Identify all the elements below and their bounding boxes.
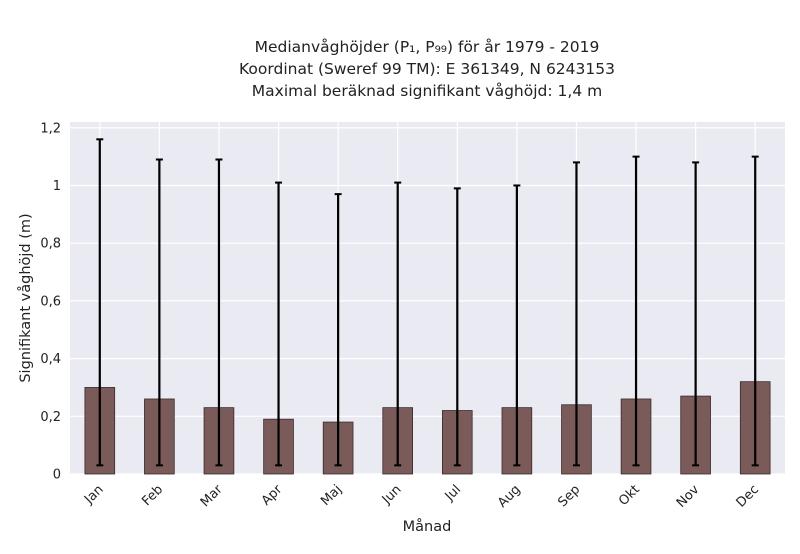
x-tick-label: Sep <box>555 482 583 510</box>
x-tick-label: Feb <box>139 482 166 509</box>
error-bar-jun <box>394 181 402 467</box>
y-axis-label: Signifikant våghöjd (m) <box>17 213 34 382</box>
x-tick-label: Jul <box>442 482 464 504</box>
x-tick-label: Apr <box>259 482 286 509</box>
x-tick-label: Okt <box>616 482 643 509</box>
error-bar-sep <box>572 161 580 467</box>
error-bar-okt <box>632 155 640 467</box>
title-line-3: Maximal beräknad signifikant våghöjd: 1,… <box>252 82 602 100</box>
y-tick-label: 1,2 <box>40 121 61 136</box>
error-bar-jan <box>96 138 104 467</box>
x-tick-label: Maj <box>318 482 345 509</box>
y-tick-label: 0,8 <box>40 237 61 252</box>
y-tick-label: 0,4 <box>40 352 61 367</box>
x-tick-label: Aug <box>495 482 524 511</box>
x-axis-label: Månad <box>403 518 452 535</box>
error-bar-nov <box>692 161 700 467</box>
y-tick-label: 0,6 <box>40 294 61 309</box>
x-tick-label: Mar <box>198 482 226 510</box>
error-bar-dec <box>751 155 759 467</box>
x-tick-label: Jan <box>81 482 106 507</box>
title-line-2: Koordinat (Sweref 99 TM): E 361349, N 62… <box>239 60 615 78</box>
error-bar-apr <box>275 181 283 467</box>
x-tick-label: Nov <box>674 482 703 511</box>
y-tick-label: 1 <box>53 179 61 194</box>
error-bar-maj <box>334 193 342 467</box>
chart-title: Medianvåghöjder (P₁, P₉₉) för år 1979 - … <box>239 38 615 100</box>
y-tick-label: 0 <box>53 468 61 483</box>
title-line-1: Medianvåghöjder (P₁, P₉₉) för år 1979 - … <box>255 38 600 56</box>
y-axis-ticks: 0 0,2 0,4 0,6 0,8 1 1,2 <box>40 121 61 482</box>
y-tick-label: 0,2 <box>40 410 61 425</box>
x-axis-ticks: Jan Feb Mar Apr Maj Jun Jul Aug Sep Okt Nov Dec <box>81 482 762 511</box>
plot-area <box>70 122 785 474</box>
error-bar-mar <box>215 158 223 467</box>
x-tick-label: Dec <box>734 482 762 510</box>
error-bar-feb <box>155 158 163 467</box>
error-bars <box>96 138 759 467</box>
error-bar-aug <box>513 184 521 467</box>
error-bar-jul <box>453 187 461 467</box>
x-tick-label: Jun <box>379 482 405 508</box>
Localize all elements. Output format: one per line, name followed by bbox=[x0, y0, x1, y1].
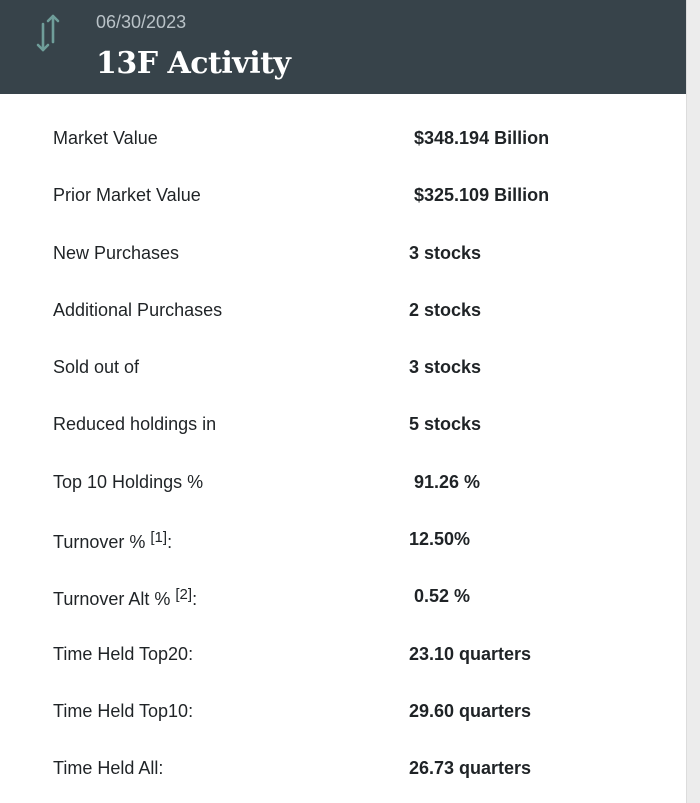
header-bar: 06/30/2023 13F Activity bbox=[0, 0, 687, 94]
stat-value: $348.194 Billion bbox=[414, 128, 550, 148]
stat-row-turnover: Turnover % [1]: 12.50% bbox=[0, 511, 687, 568]
stat-label: Market Value bbox=[53, 128, 158, 148]
sort-arrows-icon[interactable] bbox=[34, 12, 62, 54]
stat-value: 3 stocks bbox=[409, 357, 482, 378]
scrollbar[interactable] bbox=[686, 0, 700, 803]
stat-label: New Purchases bbox=[53, 242, 180, 263]
stat-value: 5 stocks bbox=[409, 414, 482, 435]
stat-row-additional-purchases: Additional Purchases 2 stocks bbox=[0, 282, 687, 339]
stat-row-prior-market-value: Prior Market Value $325.109 Billion bbox=[0, 167, 687, 224]
stat-value: 29.60 quarters bbox=[409, 700, 532, 721]
stat-value: $325.109 Billion bbox=[414, 185, 550, 206]
stats-list: Market Value $348.194 Billion Prior Mark… bbox=[0, 110, 687, 798]
stat-label: Additional Purchases bbox=[53, 299, 223, 320]
stat-value: 3 stocks bbox=[409, 242, 482, 263]
stat-value: 91.26 % bbox=[414, 471, 481, 492]
stat-value: 12.50% bbox=[409, 529, 471, 550]
stat-label-text: Turnover Alt % bbox=[53, 589, 176, 610]
stat-label: Turnover Alt % [2]: bbox=[53, 586, 197, 610]
stat-label: Reduced holdings in bbox=[53, 414, 217, 435]
stat-label: Time Held Top10: bbox=[53, 700, 194, 721]
stat-value: 26.73 quarters bbox=[409, 758, 532, 779]
stat-row-reduced-holdings: Reduced holdings in 5 stocks bbox=[0, 396, 687, 453]
stat-row-market-value: Market Value $348.194 Billion bbox=[0, 110, 687, 167]
stat-row-new-purchases: New Purchases 3 stocks bbox=[0, 225, 687, 282]
stat-value: 0.52 % bbox=[414, 586, 471, 607]
page-title: 13F Activity bbox=[96, 46, 291, 81]
stat-label: Top 10 Holdings % bbox=[53, 471, 204, 492]
stat-label: Sold out of bbox=[53, 357, 140, 378]
stat-row-top10-holdings: Top 10 Holdings % 91.26 % bbox=[0, 454, 687, 511]
footnote-link[interactable]: [2] bbox=[175, 586, 193, 604]
stat-value: 2 stocks bbox=[409, 299, 482, 320]
report-date: 06/30/2023 bbox=[96, 12, 187, 32]
stat-row-time-held-top20: Time Held Top20: 23.10 quarters bbox=[0, 626, 687, 683]
stat-label: Time Held Top20: bbox=[53, 643, 194, 664]
stat-label-suffix: : bbox=[167, 532, 173, 553]
stat-label: Prior Market Value bbox=[53, 185, 201, 206]
stat-value: 23.10 quarters bbox=[409, 643, 532, 664]
stat-row-time-held-all: Time Held All: 26.73 quarters bbox=[0, 740, 687, 797]
stat-row-time-held-top10: Time Held Top10: 29.60 quarters bbox=[0, 683, 687, 740]
stat-label-text: Turnover % bbox=[53, 532, 151, 553]
stat-label-suffix: : bbox=[192, 589, 198, 610]
stat-row-sold-out: Sold out of 3 stocks bbox=[0, 339, 687, 396]
footnote-link[interactable]: [1] bbox=[150, 529, 168, 547]
stat-label: Turnover % [1]: bbox=[53, 529, 172, 553]
stat-label: Time Held All: bbox=[53, 758, 164, 779]
stat-row-turnover-alt: Turnover Alt % [2]: 0.52 % bbox=[0, 568, 687, 625]
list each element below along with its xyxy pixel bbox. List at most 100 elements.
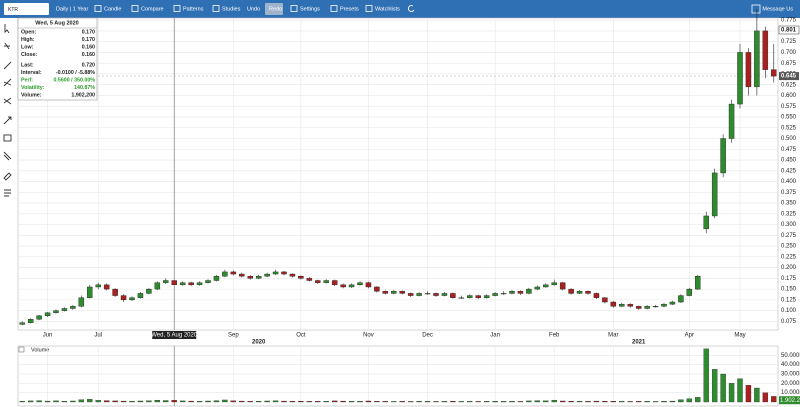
search-box[interactable]: [4, 3, 49, 15]
volume-close[interactable]: [18, 346, 25, 353]
y-tick-label: 0.075: [781, 319, 797, 325]
volume-bar: [399, 401, 405, 403]
candle-body: [323, 280, 329, 283]
toolbar-button[interactable]: Settings: [300, 6, 320, 12]
tool-brush[interactable]: [3, 172, 12, 181]
volume-bar: [602, 401, 608, 403]
candle-body: [441, 293, 448, 296]
volume-bar: [754, 387, 760, 403]
info-label: Open:: [21, 29, 37, 35]
info-label: Volume:: [21, 92, 42, 98]
toolbar-button[interactable]: Undo: [247, 6, 260, 12]
y-tick-label: 0.475: [781, 147, 797, 153]
candle-body: [526, 288, 532, 294]
y-tick-label: 0.700: [781, 50, 797, 56]
volume-bar: [298, 401, 304, 403]
volume-bar: [585, 401, 591, 403]
volume-bar: [610, 401, 617, 403]
toolbar-button[interactable]: Presets: [340, 6, 359, 12]
volume-bar: [19, 401, 25, 403]
volume-tick-label: 50.000M: [781, 353, 800, 359]
tool-pointer[interactable]: [4, 24, 10, 34]
x-tick-label: Sep: [228, 333, 239, 339]
volume-bar: [36, 400, 42, 403]
volume-bar: [635, 401, 642, 403]
high-marker: 0.801: [781, 28, 797, 34]
candle-body: [568, 288, 574, 294]
tool-arrow[interactable]: [3, 116, 12, 125]
message-icon: [751, 4, 761, 14]
candle-body: [492, 293, 498, 296]
volume-bar: [95, 400, 101, 403]
candle-body: [163, 280, 169, 283]
volume-bar: [644, 401, 650, 403]
tool-rect[interactable]: [3, 134, 12, 142]
candle-body: [619, 303, 625, 307]
volume-bar: [509, 401, 515, 403]
candle-body: [374, 286, 380, 292]
candle-body: [188, 282, 194, 286]
tool-cross[interactable]: [4, 42, 10, 50]
volume-bar: [661, 401, 667, 403]
info-box: Wed, 5 Aug 2020 Open: 0.170 High: 0.170 Low:…: [17, 17, 98, 101]
volume-bar: [695, 397, 701, 403]
candle-body: [213, 276, 220, 281]
candle-body: [129, 297, 135, 301]
candle-body: [703, 215, 709, 230]
volume-bar: [703, 348, 709, 403]
volume-bar: [213, 400, 220, 403]
candle-body: [399, 291, 405, 294]
y-tick-label: 0.100: [781, 308, 797, 314]
volume-bar: [619, 401, 625, 403]
candle-body: [87, 286, 93, 298]
x-tick-label: Mar: [608, 333, 618, 339]
candle-body: [120, 295, 127, 301]
candle-body: [70, 306, 76, 309]
tool-fib[interactable]: [3, 97, 12, 105]
plot-frame: [17, 17, 779, 331]
candle-body: [36, 315, 42, 320]
volume-bar: [120, 400, 127, 403]
tool-line[interactable]: [3, 61, 12, 70]
toolbar-button[interactable]: Daily | 1 Year: [56, 6, 88, 12]
volume-marker-bg: [779, 396, 800, 405]
volume-bar: [416, 401, 422, 403]
tool-list[interactable]: [4, 189, 11, 197]
high-marker-bg: [778, 25, 800, 35]
volume-tick-label: 20.000M: [781, 381, 800, 387]
toolbar-button[interactable]: Redo: [269, 6, 282, 12]
candle-body: [678, 295, 684, 303]
candle-body: [239, 273, 245, 277]
tool-pitchfork[interactable]: [3, 151, 12, 161]
candle-body: [298, 276, 304, 279]
volume-marker: 1.902.2: [780, 398, 800, 404]
candle-body: [576, 291, 583, 294]
candle-body: [711, 172, 718, 217]
candle-body: [771, 69, 777, 77]
message-button[interactable]: Messaqe Us: [762, 6, 793, 12]
toolbar-button[interactable]: Patterns: [183, 6, 204, 12]
candle-body: [19, 322, 25, 325]
candle-body: [112, 288, 118, 296]
year-label: 2021: [632, 340, 646, 346]
x-tick-label: May: [734, 333, 745, 339]
toolbar-button[interactable]: Compare: [141, 6, 164, 12]
candle-body: [340, 284, 346, 288]
toolbar-button[interactable]: Candle: [104, 6, 121, 12]
candle-body: [754, 30, 760, 88]
info-value: 0.5600 / 350.00%: [53, 77, 95, 83]
volume-bar: [728, 383, 735, 403]
toolbar-button[interactable]: Watchlists: [375, 6, 400, 12]
volume-bar: [87, 399, 93, 403]
volume-bar: [720, 373, 726, 403]
toolbar-button[interactable]: Studies: [222, 6, 241, 12]
candle-body: [416, 293, 422, 296]
volume-bar: [543, 400, 549, 403]
candle-body: [222, 271, 228, 277]
volume-bar: [205, 400, 211, 403]
refresh-icon[interactable]: [408, 5, 415, 12]
candle-body: [61, 308, 68, 311]
tool-channel[interactable]: [3, 78, 12, 87]
candle-body: [78, 297, 85, 307]
candle-body: [627, 303, 633, 307]
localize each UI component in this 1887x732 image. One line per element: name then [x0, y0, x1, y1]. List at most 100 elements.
* * * * *
## INSTRUCTIONS FOR THE TASK
Express the stretch of items from the line containing "x-tick-label: Sep <box>555 482 583 510</box>" through the line containing "x-axis-label: Månad <box>403" as a JSON list of strings, one string per line, with blank lines omitted.

## WORKED SOLUTION
[
  "x-tick-label: Sep <box>555 482 583 510</box>",
  "x-tick-label: Feb <box>139 482 166 509</box>",
  "error-bar-jun <box>394 181 402 467</box>",
  "y-axis-label: Signifikant våghöjd (m) <box>17 213 34 382</box>",
  "x-tick-label: Jul <box>442 482 464 504</box>",
  "x-tick-label: Apr <box>259 482 286 509</box>",
  "x-tick-label: Okt <box>616 482 643 509</box>",
  "error-bar-sep <box>572 161 580 467</box>",
  "error-bar-okt <box>632 155 640 467</box>",
  "title-line-3: Maximal beräknad signifikant våghöjd: 1,… <box>252 82 602 100</box>",
  "y-tick-label: 1,2 <box>40 121 61 136</box>",
  "error-bar-jan <box>96 138 104 467</box>",
  "x-tick-label: Maj <box>318 482 345 509</box>",
  "y-tick-label: 0,8 <box>40 237 61 252</box>",
  "y-tick-label: 0,4 <box>40 352 61 367</box>",
  "x-tick-label: Aug <box>495 482 524 511</box>",
  "x-axis-label: Månad <box>403 518 452 535</box>"
]